Available records:
+===+

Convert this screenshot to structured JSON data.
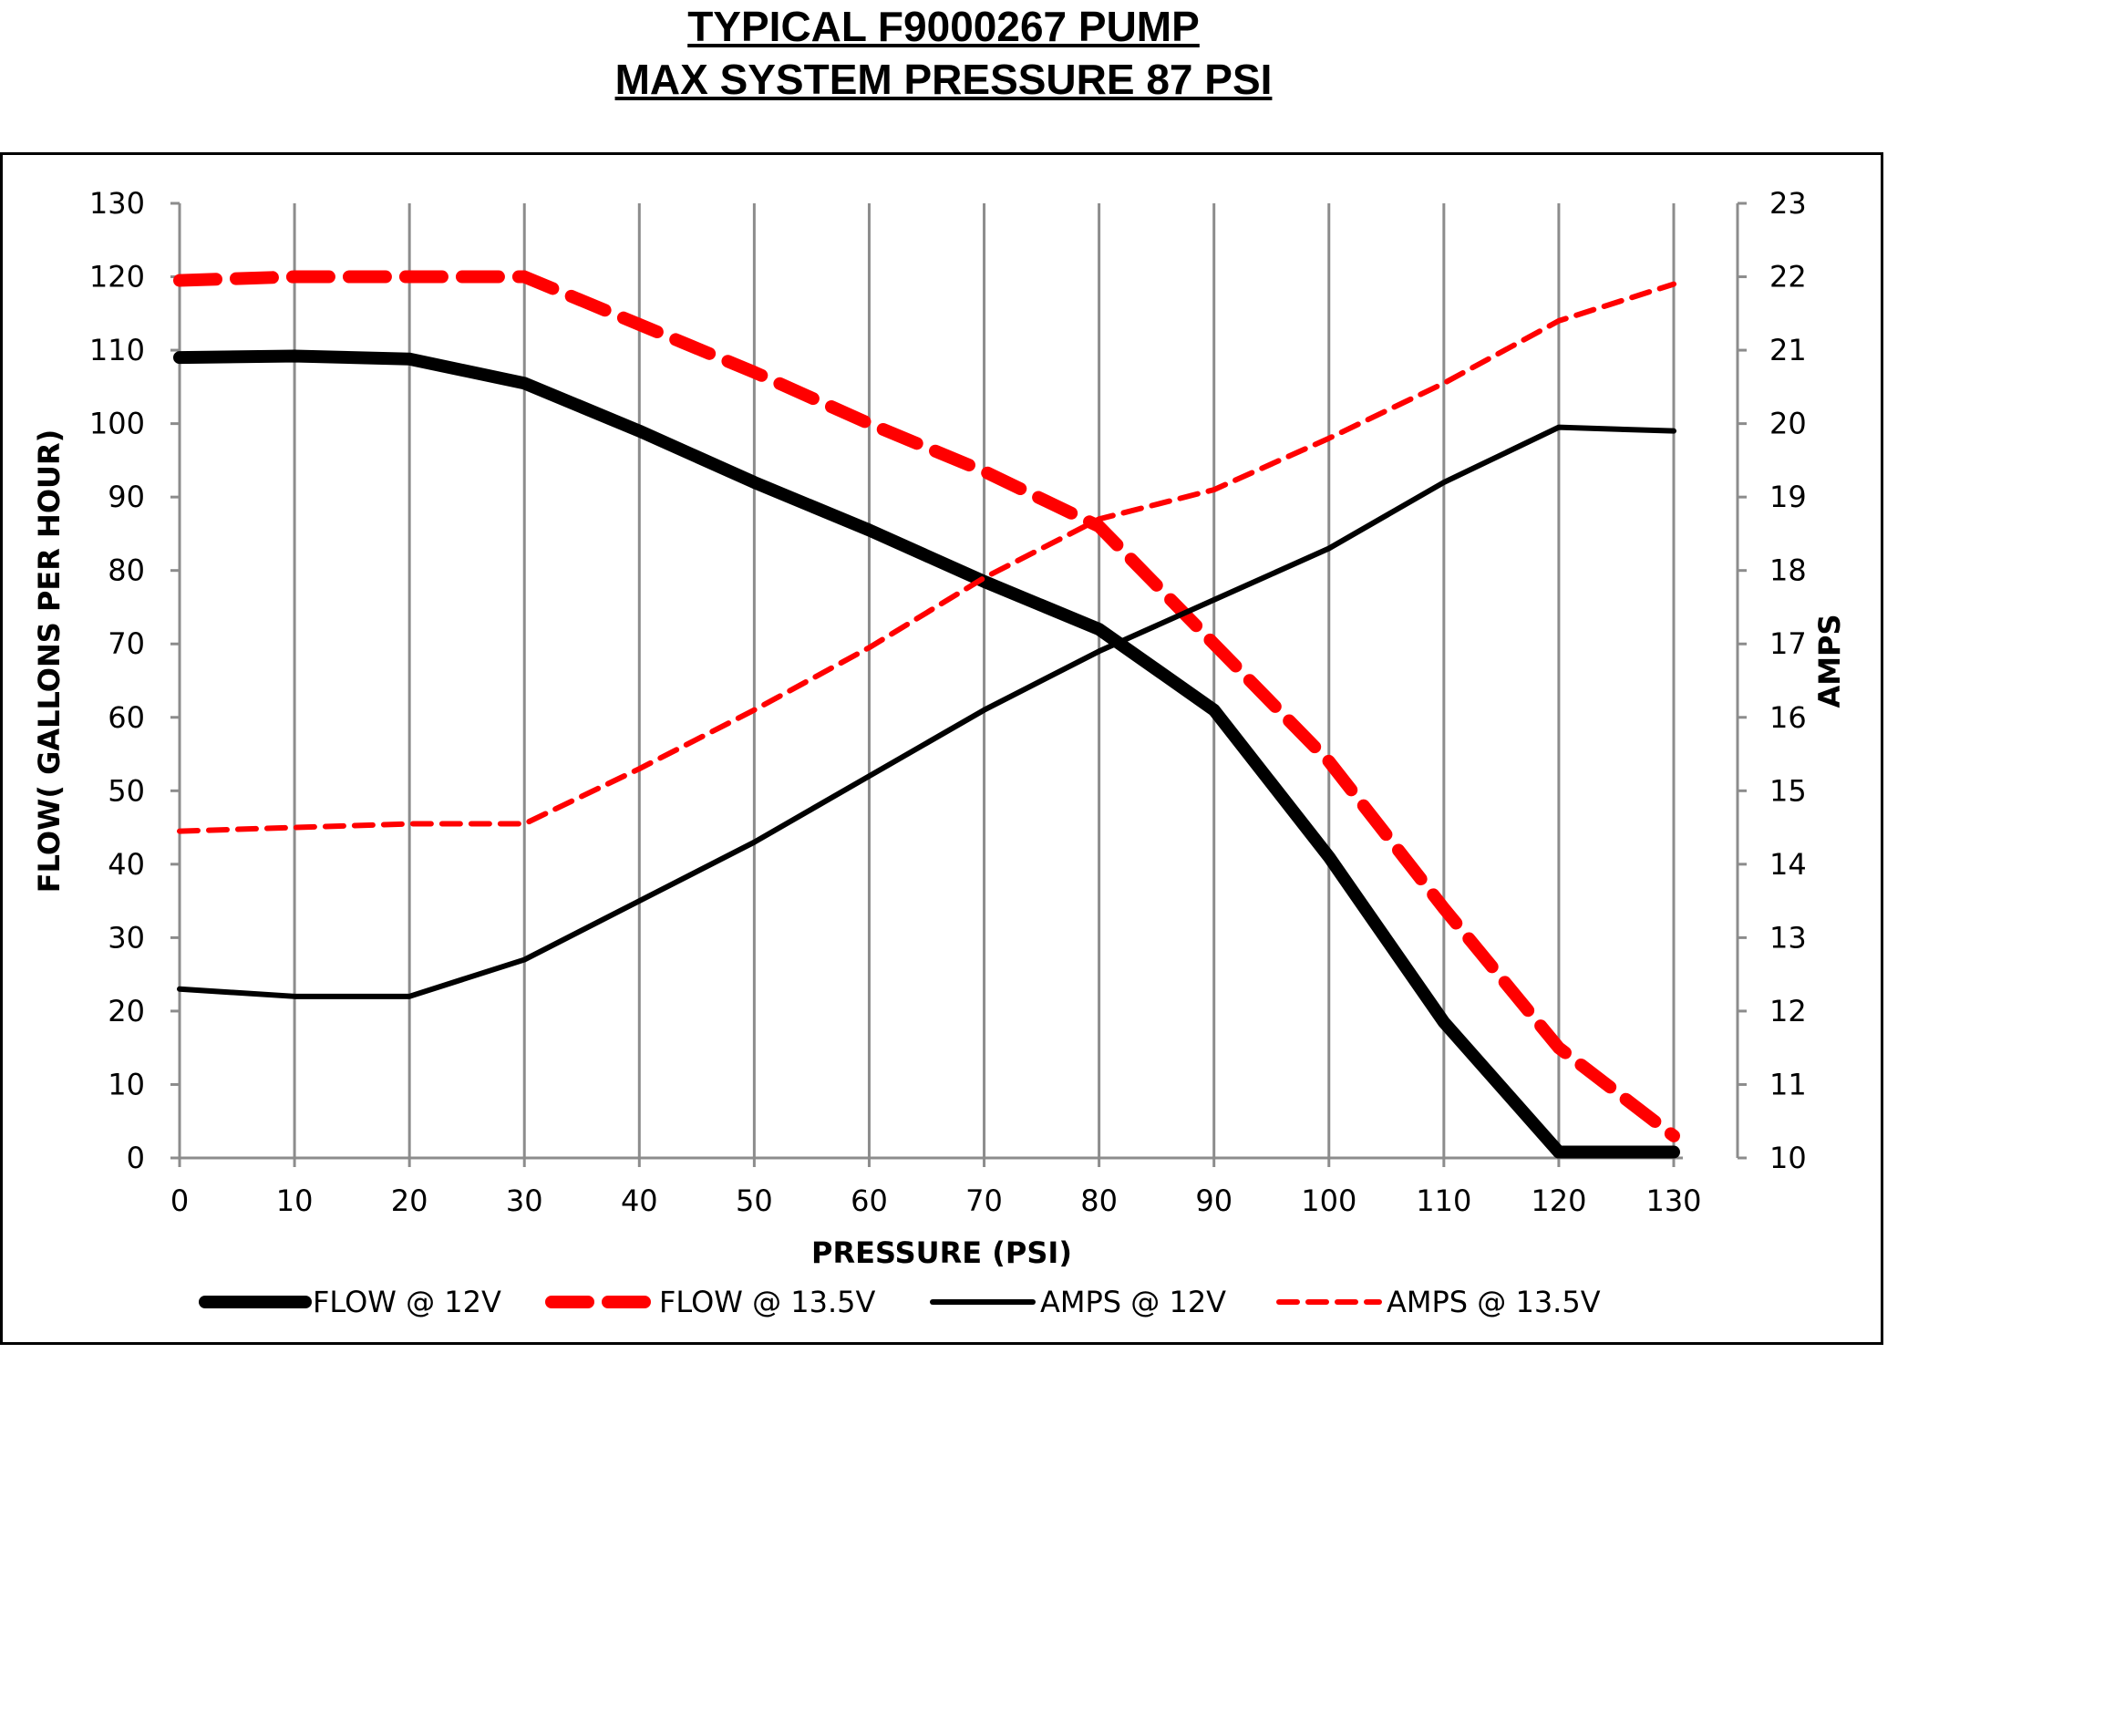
{
  "chart_data": {
    "type": "line",
    "title": "TYPICAL F9000267 PUMP",
    "subtitle": "MAX SYSTEM PRESSURE 87 PSI",
    "xlabel": "PRESSURE (PSI)",
    "ylabel": "FLOW( GALLONS PER HOUR)",
    "y2label": "AMPS",
    "xlim": [
      0,
      130
    ],
    "ylim": [
      0,
      130
    ],
    "y2lim": [
      10,
      23
    ],
    "x_ticks": [
      0,
      10,
      20,
      30,
      40,
      50,
      60,
      70,
      80,
      90,
      100,
      110,
      120,
      130
    ],
    "y_ticks": [
      0,
      10,
      20,
      30,
      40,
      50,
      60,
      70,
      80,
      90,
      100,
      110,
      120,
      130
    ],
    "y2_ticks": [
      10,
      11,
      12,
      13,
      14,
      15,
      16,
      17,
      18,
      19,
      20,
      21,
      22,
      23
    ],
    "grid": "vertical",
    "legend_position": "bottom",
    "x": [
      0,
      10,
      20,
      30,
      40,
      50,
      60,
      70,
      80,
      90,
      100,
      110,
      120,
      130
    ],
    "series": [
      {
        "name": "FLOW @ 12V",
        "axis": "left",
        "color": "#000000",
        "style": "solid-thick",
        "values": [
          109,
          109.2,
          108.8,
          105.5,
          99,
          92,
          85.5,
          78.5,
          72,
          61,
          41,
          18.5,
          0.8,
          0.8
        ]
      },
      {
        "name": "FLOW @ 13.5V",
        "axis": "left",
        "color": "#ff0000",
        "style": "dashed-thick",
        "values": [
          119.5,
          120,
          120,
          120,
          113.5,
          107,
          100,
          93.5,
          86,
          70,
          54,
          34,
          15,
          3
        ]
      },
      {
        "name": "AMPS @ 12V",
        "axis": "right",
        "color": "#000000",
        "style": "solid",
        "values": [
          12.3,
          12.2,
          12.2,
          12.7,
          13.5,
          14.3,
          15.2,
          16.1,
          16.9,
          17.6,
          18.3,
          19.2,
          19.95,
          19.9
        ]
      },
      {
        "name": "AMPS @ 13.5V",
        "axis": "right",
        "color": "#ff0000",
        "style": "dashed",
        "values": [
          14.45,
          14.5,
          14.55,
          14.55,
          15.3,
          16.1,
          16.95,
          17.9,
          18.7,
          19.1,
          19.8,
          20.55,
          21.4,
          21.9
        ]
      }
    ]
  }
}
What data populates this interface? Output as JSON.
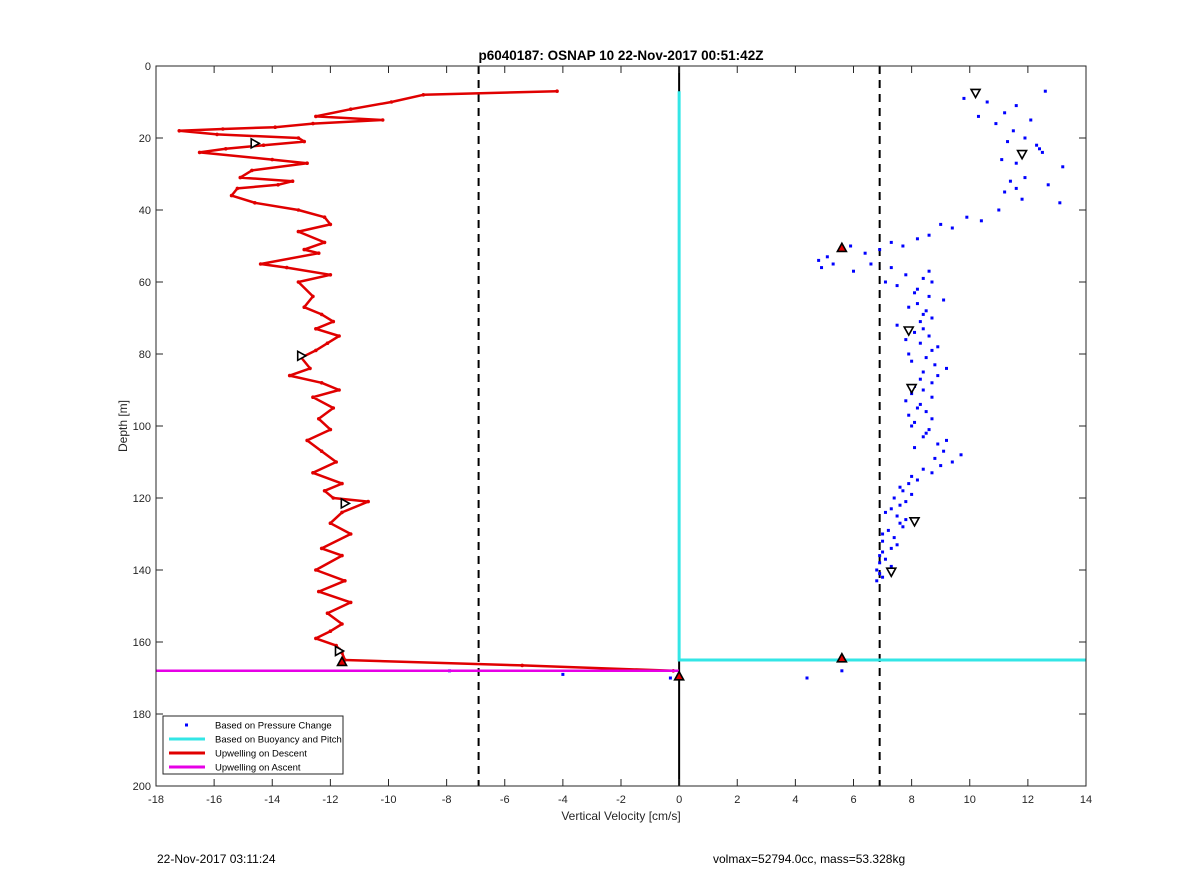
{
  "chart_data": {
    "type": "scatter",
    "title": "p6040187: OSNAP 10 22-Nov-2017 00:51:42Z",
    "xlabel": "Vertical Velocity [cm/s]",
    "ylabel": "Depth [m]",
    "xlim": [
      -18,
      14
    ],
    "ylim": [
      0,
      200
    ],
    "y_reversed": true,
    "grid": true,
    "xticks": [
      -18,
      -16,
      -14,
      -12,
      -10,
      -8,
      -6,
      -4,
      -2,
      0,
      2,
      4,
      6,
      8,
      10,
      12,
      14
    ],
    "yticks": [
      0,
      20,
      40,
      60,
      80,
      100,
      120,
      140,
      160,
      180,
      200
    ],
    "legend_position": "bottom-left",
    "series": [
      {
        "name": "Based on Pressure Change",
        "style": "points",
        "color": "#0000ff",
        "x": [
          10.2,
          12.6,
          9.8,
          10.6,
          10.3,
          11.2,
          11.6,
          10.9,
          11.5,
          12.1,
          11.3,
          11.9,
          12.3,
          12.4,
          11.8,
          11.1,
          11.6,
          12.5,
          13.2,
          11.9,
          11.4,
          11.6,
          12.7,
          11.2,
          13.1,
          11.8,
          11.0,
          10.4,
          9.9,
          9.4,
          9.0,
          8.6,
          8.2,
          7.7,
          7.3,
          6.9,
          6.4,
          5.9,
          5.1,
          4.8,
          4.9,
          5.3,
          6.0,
          6.6,
          7.3,
          7.8,
          8.6,
          7.1,
          7.5,
          8.2,
          8.4,
          8.7,
          8.1,
          8.6,
          9.1,
          8.2,
          8.5,
          7.9,
          8.4,
          8.7,
          8.3,
          7.5,
          8.1,
          8.4,
          8.6,
          7.8,
          8.3,
          8.9,
          8.7,
          7.9,
          8.5,
          8.0,
          8.8,
          9.2,
          8.4,
          8.9,
          8.3,
          8.7,
          8.1,
          8.4,
          8.0,
          8.7,
          7.8,
          8.3,
          8.2,
          8.5,
          7.9,
          8.7,
          8.1,
          8.0,
          8.6,
          8.5,
          8.4,
          9.2,
          8.9,
          8.1,
          9.1,
          9.7,
          8.8,
          9.4,
          9.0,
          8.4,
          8.7,
          8.0,
          8.2,
          7.9,
          7.6,
          7.7,
          8.0,
          7.4,
          7.8,
          7.6,
          7.3,
          7.1,
          7.5,
          7.8,
          7.6,
          7.7,
          7.2,
          7.0,
          7.4,
          7.0,
          7.5,
          7.3,
          7.0,
          6.9,
          7.1,
          6.9,
          7.3,
          6.8,
          6.9,
          7.0,
          6.8,
          4.4,
          5.6,
          -4.0,
          -7.9,
          -0.3
        ],
        "y": [
          8,
          7,
          9,
          10,
          14,
          13,
          11,
          16,
          18,
          15,
          21,
          20,
          22,
          23,
          25,
          26,
          27,
          24,
          28,
          31,
          32,
          34,
          33,
          35,
          38,
          37,
          40,
          43,
          42,
          45,
          44,
          47,
          48,
          50,
          49,
          51,
          52,
          50,
          53,
          54,
          56,
          55,
          57,
          55,
          56,
          58,
          57,
          60,
          61,
          62,
          59,
          60,
          63,
          64,
          65,
          66,
          68,
          67,
          69,
          70,
          71,
          72,
          74,
          73,
          75,
          76,
          77,
          78,
          79,
          80,
          81,
          82,
          83,
          84,
          85,
          86,
          87,
          88,
          89,
          90,
          91,
          92,
          93,
          94,
          95,
          96,
          97,
          98,
          99,
          100,
          101,
          102,
          103,
          104,
          105,
          106,
          107,
          108,
          109,
          110,
          111,
          112,
          113,
          114,
          115,
          116,
          117,
          118,
          119,
          120,
          121,
          122,
          123,
          124,
          125,
          126,
          127,
          128,
          129,
          130,
          131,
          132,
          133,
          134,
          135,
          136,
          137,
          138,
          139,
          140,
          141,
          142,
          143,
          170,
          168,
          169,
          168,
          170
        ]
      },
      {
        "name": "Based on Buoyancy and Pitch",
        "style": "line",
        "color": "#33e6e6",
        "x": [
          0,
          0,
          6.9,
          14
        ],
        "y": [
          7,
          165,
          165,
          165
        ]
      },
      {
        "name": "Upwelling on Descent",
        "style": "line",
        "color": "#e00000",
        "x": [
          -4.2,
          -8.8,
          -9.9,
          -11.3,
          -12.5,
          -10.2,
          -12.6,
          -13.9,
          -15.7,
          -17.2,
          -15.9,
          -13.1,
          -12.9,
          -14.3,
          -15.6,
          -16.5,
          -14.0,
          -12.8,
          -14.7,
          -15.1,
          -13.3,
          -13.8,
          -15.2,
          -15.4,
          -14.6,
          -13.1,
          -12.2,
          -12.0,
          -13.1,
          -12.2,
          -12.9,
          -12.4,
          -14.4,
          -13.5,
          -12.0,
          -13.1,
          -12.6,
          -12.9,
          -12.3,
          -11.9,
          -12.5,
          -11.7,
          -12.1,
          -12.5,
          -13.0,
          -12.7,
          -13.4,
          -12.3,
          -11.7,
          -12.6,
          -11.9,
          -12.4,
          -12.0,
          -12.8,
          -12.3,
          -11.8,
          -12.6,
          -11.6,
          -12.2,
          -11.9,
          -10.7,
          -11.6,
          -12.0,
          -11.3,
          -12.3,
          -11.6,
          -12.5,
          -11.5,
          -12.4,
          -11.3,
          -12.1,
          -11.6,
          -12.0,
          -12.5,
          -11.8,
          -11.7,
          -11.6,
          -11.5,
          -5.4,
          -0.2
        ],
        "y": [
          7,
          8,
          10,
          12,
          14,
          15,
          16,
          17,
          17.5,
          18,
          19,
          20,
          21,
          22,
          23,
          24,
          26,
          27,
          29,
          31,
          32,
          33,
          34,
          36,
          38,
          40,
          42,
          44,
          46,
          49,
          51,
          52,
          55,
          56,
          58,
          60,
          64,
          67,
          69,
          71,
          73,
          75,
          77,
          79,
          81,
          84,
          86,
          88,
          90,
          92,
          95,
          98,
          101,
          104,
          107,
          110,
          113,
          116,
          118,
          120,
          121,
          124,
          127,
          130,
          134,
          136,
          140,
          143,
          146,
          149,
          152,
          155,
          157,
          159,
          161,
          162,
          163,
          165,
          166.5,
          168
        ]
      },
      {
        "name": "Upwelling on Ascent",
        "style": "line",
        "color": "#e600e6",
        "x": [
          -18,
          0
        ],
        "y": [
          168,
          168
        ]
      }
    ],
    "reference_lines": {
      "zero_line_x": 0,
      "dashed_x": [
        -6.9,
        6.9
      ],
      "color": "#000000"
    },
    "triangle_markers": [
      {
        "x": 10.2,
        "y": 7.5,
        "dir": "down",
        "filled": false
      },
      {
        "x": 11.8,
        "y": 24.5,
        "dir": "down",
        "filled": false
      },
      {
        "x": 7.9,
        "y": 73.5,
        "dir": "down",
        "filled": false
      },
      {
        "x": 8.0,
        "y": 89.5,
        "dir": "down",
        "filled": false
      },
      {
        "x": 8.1,
        "y": 126.5,
        "dir": "down",
        "filled": false
      },
      {
        "x": 7.3,
        "y": 140.5,
        "dir": "down",
        "filled": false
      },
      {
        "x": -14.6,
        "y": 21.5,
        "dir": "right",
        "filled": false
      },
      {
        "x": -13.0,
        "y": 80.5,
        "dir": "right",
        "filled": false
      },
      {
        "x": -11.5,
        "y": 121.5,
        "dir": "right",
        "filled": false
      },
      {
        "x": -11.7,
        "y": 162.5,
        "dir": "right",
        "filled": false
      },
      {
        "x": 5.6,
        "y": 50.5,
        "dir": "up",
        "filled": true
      },
      {
        "x": 5.6,
        "y": 164.5,
        "dir": "up",
        "filled": true
      },
      {
        "x": -11.6,
        "y": 165.5,
        "dir": "up",
        "filled": true
      },
      {
        "x": 0.0,
        "y": 169.5,
        "dir": "up",
        "filled": true
      }
    ]
  },
  "footer": {
    "timestamp": "22-Nov-2017 03:11:24",
    "summary": "volmax=52794.0cc, mass=53.328kg"
  }
}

+===+

Exercise task: State the number of lines holding the word "color" in the listing. Add nothing else.

Result for this task: 9